## JOB
Filter the entries, keeping every line with the word "gifts".

## THE RECORDS
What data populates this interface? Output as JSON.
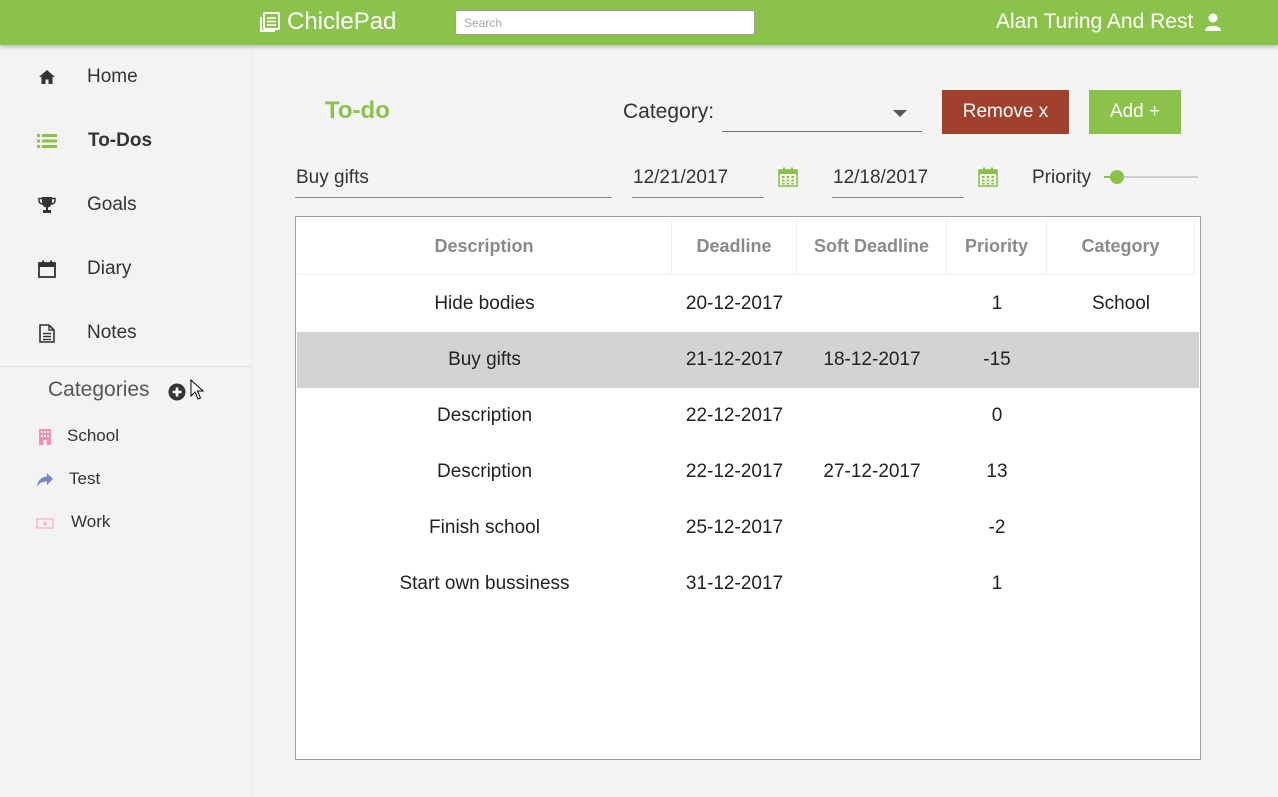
{
  "app": {
    "title": "ChiclePad",
    "search_placeholder": "Search",
    "user_name": "Alan Turing And Rest"
  },
  "sidebar": {
    "items": [
      {
        "label": "Home",
        "icon": "home-icon"
      },
      {
        "label": "To-Dos",
        "icon": "list-icon",
        "active": true
      },
      {
        "label": "Goals",
        "icon": "trophy-icon"
      },
      {
        "label": "Diary",
        "icon": "calendar-icon"
      },
      {
        "label": "Notes",
        "icon": "document-icon"
      }
    ],
    "categories_title": "Categories",
    "categories": [
      {
        "label": "School",
        "icon": "building-icon",
        "color": "#f48fb1"
      },
      {
        "label": "Test",
        "icon": "share-icon",
        "color": "#7986cb"
      },
      {
        "label": "Work",
        "icon": "money-icon",
        "color": "#f8bbd0"
      }
    ]
  },
  "main": {
    "title": "To-do",
    "category_label": "Category:",
    "category_value": "",
    "remove_label": "Remove x",
    "add_label": "Add +",
    "form": {
      "description": "Buy gifts",
      "deadline": "12/21/2017",
      "soft_deadline": "12/18/2017",
      "priority_label": "Priority",
      "priority_level": 0.14
    },
    "table": {
      "headers": [
        "Description",
        "Deadline",
        "Soft Deadline",
        "Priority",
        "Category"
      ],
      "rows": [
        {
          "description": "Hide bodies",
          "deadline": "20-12-2017",
          "soft_deadline": "",
          "priority": "1",
          "category": "School"
        },
        {
          "description": "Buy gifts",
          "deadline": "21-12-2017",
          "soft_deadline": "18-12-2017",
          "priority": "-15",
          "category": "",
          "selected": true
        },
        {
          "description": "Description",
          "deadline": "22-12-2017",
          "soft_deadline": "",
          "priority": "0",
          "category": ""
        },
        {
          "description": "Description",
          "deadline": "22-12-2017",
          "soft_deadline": "27-12-2017",
          "priority": "13",
          "category": ""
        },
        {
          "description": "Finish school",
          "deadline": "25-12-2017",
          "soft_deadline": "",
          "priority": "-2",
          "category": ""
        },
        {
          "description": "Start own bussiness",
          "deadline": "31-12-2017",
          "soft_deadline": "",
          "priority": "1",
          "category": ""
        }
      ]
    }
  },
  "colors": {
    "accent": "#8bc34a",
    "danger": "#a0412d",
    "selected_row": "#d3d3d3"
  }
}
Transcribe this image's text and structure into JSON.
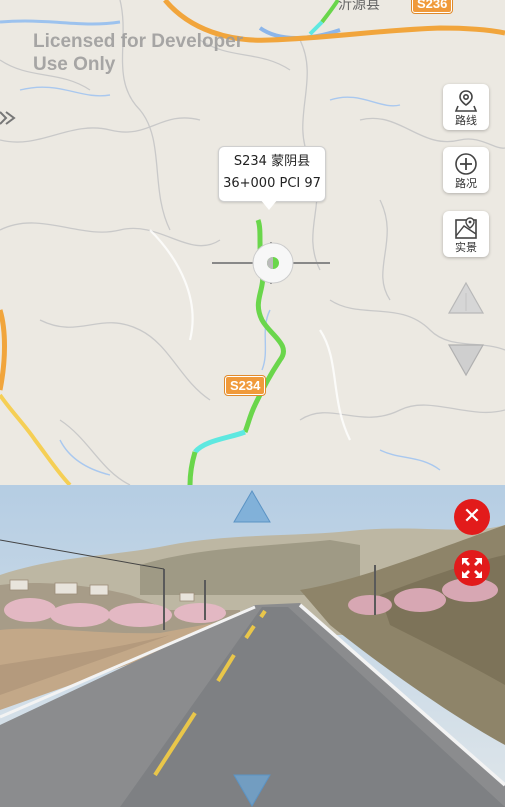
{
  "map": {
    "watermark_line1": "Licensed for Developer",
    "watermark_line2": "Use Only",
    "place_label": "沂源县",
    "shield_s234": "S234",
    "shield_s236": "S236"
  },
  "popup": {
    "line1": "S234 蒙阴县",
    "line2": "36+000 PCI 97"
  },
  "controls": {
    "route_label": "路线",
    "traffic_label": "路况",
    "street_view_label": "实景"
  },
  "icons": {
    "route": "route-map-icon",
    "traffic": "add-traffic-icon",
    "street_view": "street-view-icon",
    "close": "close-icon",
    "expand": "expand-icon"
  },
  "colors": {
    "route_green": "#6ad64b",
    "route_cyan": "#5ee8e0",
    "close_red": "#e21b1b",
    "highway_orange": "#f09a3b"
  }
}
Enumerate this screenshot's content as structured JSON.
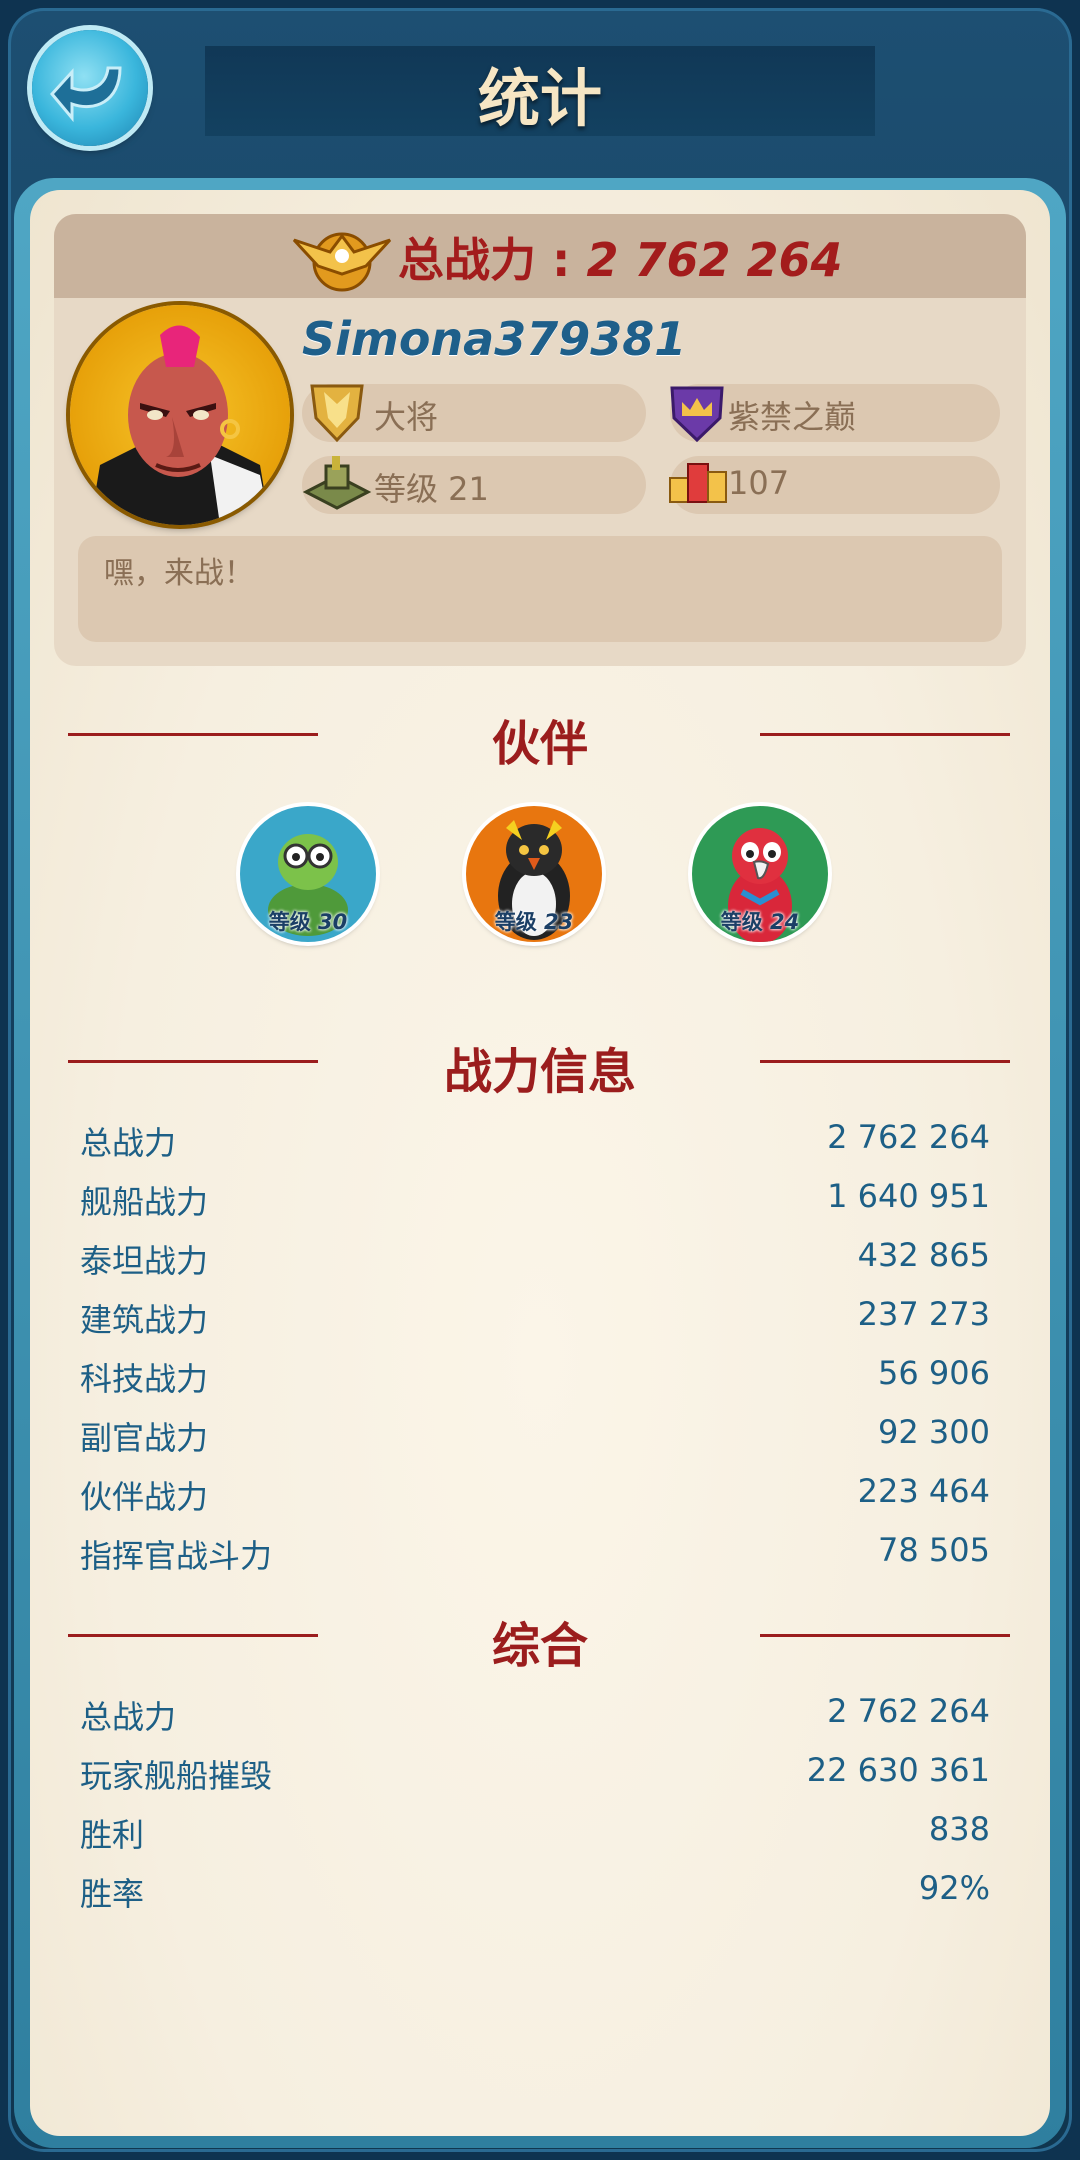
{
  "header": {
    "title": "统计"
  },
  "profile": {
    "total_power_label": "总战力 : ",
    "total_power_value": "2 762 264",
    "username": "Simona379381",
    "rank": "大将",
    "alliance": "紫禁之巅",
    "level": "等级 21",
    "score": "107",
    "motto": "嘿，来战！"
  },
  "partners": {
    "title": "伙伴",
    "items": [
      {
        "level_prefix": "等级 ",
        "level": "30",
        "color": "#3aa7c9"
      },
      {
        "level_prefix": "等级 ",
        "level": "23",
        "color": "#e8760f"
      },
      {
        "level_prefix": "等级 ",
        "level": "24",
        "color": "#2e9a55"
      }
    ]
  },
  "combat": {
    "title": "战力信息",
    "rows": [
      {
        "label": "总战力",
        "value": "2 762 264"
      },
      {
        "label": "舰船战力",
        "value": "1 640 951"
      },
      {
        "label": "泰坦战力",
        "value": "432 865"
      },
      {
        "label": "建筑战力",
        "value": "237 273"
      },
      {
        "label": "科技战力",
        "value": "56 906"
      },
      {
        "label": "副官战力",
        "value": "92 300"
      },
      {
        "label": "伙伴战力",
        "value": "223 464"
      },
      {
        "label": "指挥官战斗力",
        "value": "78 505"
      }
    ]
  },
  "summary": {
    "title": "综合",
    "rows": [
      {
        "label": "总战力",
        "value": "2 762 264"
      },
      {
        "label": "玩家舰船摧毁",
        "value": "22 630 361"
      },
      {
        "label": "胜利",
        "value": "838"
      },
      {
        "label": "胜率",
        "value": "92%"
      }
    ]
  },
  "colors": {
    "accent_red": "#9b1d1d",
    "stat_blue": "#1d5f86",
    "frame": "#14405f"
  }
}
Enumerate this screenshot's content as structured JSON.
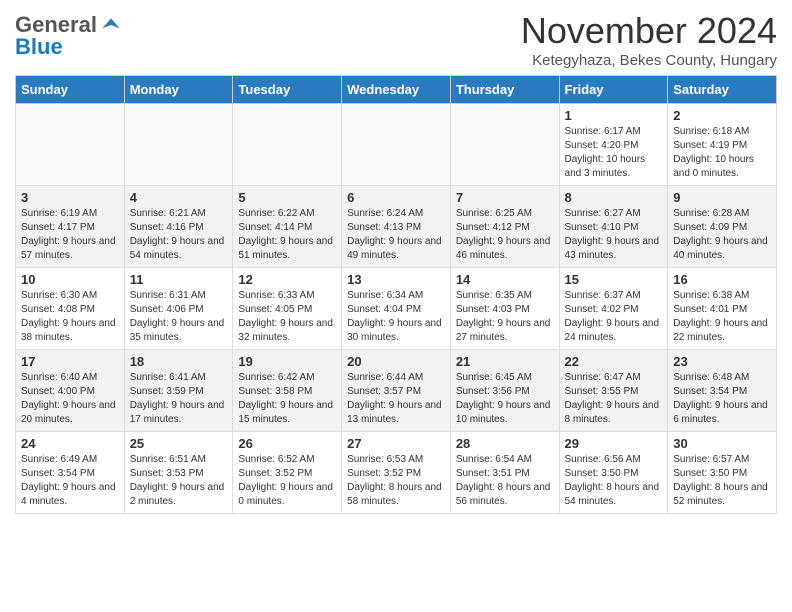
{
  "logo": {
    "general": "General",
    "blue": "Blue"
  },
  "header": {
    "month": "November 2024",
    "location": "Ketegyhaza, Bekes County, Hungary"
  },
  "weekdays": [
    "Sunday",
    "Monday",
    "Tuesday",
    "Wednesday",
    "Thursday",
    "Friday",
    "Saturday"
  ],
  "weeks": [
    [
      {
        "day": "",
        "info": ""
      },
      {
        "day": "",
        "info": ""
      },
      {
        "day": "",
        "info": ""
      },
      {
        "day": "",
        "info": ""
      },
      {
        "day": "",
        "info": ""
      },
      {
        "day": "1",
        "info": "Sunrise: 6:17 AM\nSunset: 4:20 PM\nDaylight: 10 hours\nand 3 minutes."
      },
      {
        "day": "2",
        "info": "Sunrise: 6:18 AM\nSunset: 4:19 PM\nDaylight: 10 hours\nand 0 minutes."
      }
    ],
    [
      {
        "day": "3",
        "info": "Sunrise: 6:19 AM\nSunset: 4:17 PM\nDaylight: 9 hours\nand 57 minutes."
      },
      {
        "day": "4",
        "info": "Sunrise: 6:21 AM\nSunset: 4:16 PM\nDaylight: 9 hours\nand 54 minutes."
      },
      {
        "day": "5",
        "info": "Sunrise: 6:22 AM\nSunset: 4:14 PM\nDaylight: 9 hours\nand 51 minutes."
      },
      {
        "day": "6",
        "info": "Sunrise: 6:24 AM\nSunset: 4:13 PM\nDaylight: 9 hours\nand 49 minutes."
      },
      {
        "day": "7",
        "info": "Sunrise: 6:25 AM\nSunset: 4:12 PM\nDaylight: 9 hours\nand 46 minutes."
      },
      {
        "day": "8",
        "info": "Sunrise: 6:27 AM\nSunset: 4:10 PM\nDaylight: 9 hours\nand 43 minutes."
      },
      {
        "day": "9",
        "info": "Sunrise: 6:28 AM\nSunset: 4:09 PM\nDaylight: 9 hours\nand 40 minutes."
      }
    ],
    [
      {
        "day": "10",
        "info": "Sunrise: 6:30 AM\nSunset: 4:08 PM\nDaylight: 9 hours\nand 38 minutes."
      },
      {
        "day": "11",
        "info": "Sunrise: 6:31 AM\nSunset: 4:06 PM\nDaylight: 9 hours\nand 35 minutes."
      },
      {
        "day": "12",
        "info": "Sunrise: 6:33 AM\nSunset: 4:05 PM\nDaylight: 9 hours\nand 32 minutes."
      },
      {
        "day": "13",
        "info": "Sunrise: 6:34 AM\nSunset: 4:04 PM\nDaylight: 9 hours\nand 30 minutes."
      },
      {
        "day": "14",
        "info": "Sunrise: 6:35 AM\nSunset: 4:03 PM\nDaylight: 9 hours\nand 27 minutes."
      },
      {
        "day": "15",
        "info": "Sunrise: 6:37 AM\nSunset: 4:02 PM\nDaylight: 9 hours\nand 24 minutes."
      },
      {
        "day": "16",
        "info": "Sunrise: 6:38 AM\nSunset: 4:01 PM\nDaylight: 9 hours\nand 22 minutes."
      }
    ],
    [
      {
        "day": "17",
        "info": "Sunrise: 6:40 AM\nSunset: 4:00 PM\nDaylight: 9 hours\nand 20 minutes."
      },
      {
        "day": "18",
        "info": "Sunrise: 6:41 AM\nSunset: 3:59 PM\nDaylight: 9 hours\nand 17 minutes."
      },
      {
        "day": "19",
        "info": "Sunrise: 6:42 AM\nSunset: 3:58 PM\nDaylight: 9 hours\nand 15 minutes."
      },
      {
        "day": "20",
        "info": "Sunrise: 6:44 AM\nSunset: 3:57 PM\nDaylight: 9 hours\nand 13 minutes."
      },
      {
        "day": "21",
        "info": "Sunrise: 6:45 AM\nSunset: 3:56 PM\nDaylight: 9 hours\nand 10 minutes."
      },
      {
        "day": "22",
        "info": "Sunrise: 6:47 AM\nSunset: 3:55 PM\nDaylight: 9 hours\nand 8 minutes."
      },
      {
        "day": "23",
        "info": "Sunrise: 6:48 AM\nSunset: 3:54 PM\nDaylight: 9 hours\nand 6 minutes."
      }
    ],
    [
      {
        "day": "24",
        "info": "Sunrise: 6:49 AM\nSunset: 3:54 PM\nDaylight: 9 hours\nand 4 minutes."
      },
      {
        "day": "25",
        "info": "Sunrise: 6:51 AM\nSunset: 3:53 PM\nDaylight: 9 hours\nand 2 minutes."
      },
      {
        "day": "26",
        "info": "Sunrise: 6:52 AM\nSunset: 3:52 PM\nDaylight: 9 hours\nand 0 minutes."
      },
      {
        "day": "27",
        "info": "Sunrise: 6:53 AM\nSunset: 3:52 PM\nDaylight: 8 hours\nand 58 minutes."
      },
      {
        "day": "28",
        "info": "Sunrise: 6:54 AM\nSunset: 3:51 PM\nDaylight: 8 hours\nand 56 minutes."
      },
      {
        "day": "29",
        "info": "Sunrise: 6:56 AM\nSunset: 3:50 PM\nDaylight: 8 hours\nand 54 minutes."
      },
      {
        "day": "30",
        "info": "Sunrise: 6:57 AM\nSunset: 3:50 PM\nDaylight: 8 hours\nand 52 minutes."
      }
    ]
  ]
}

## OUTPUT OF THE EXERCISE
      "description": "Buy gifts",
          "description": "Buy gifts",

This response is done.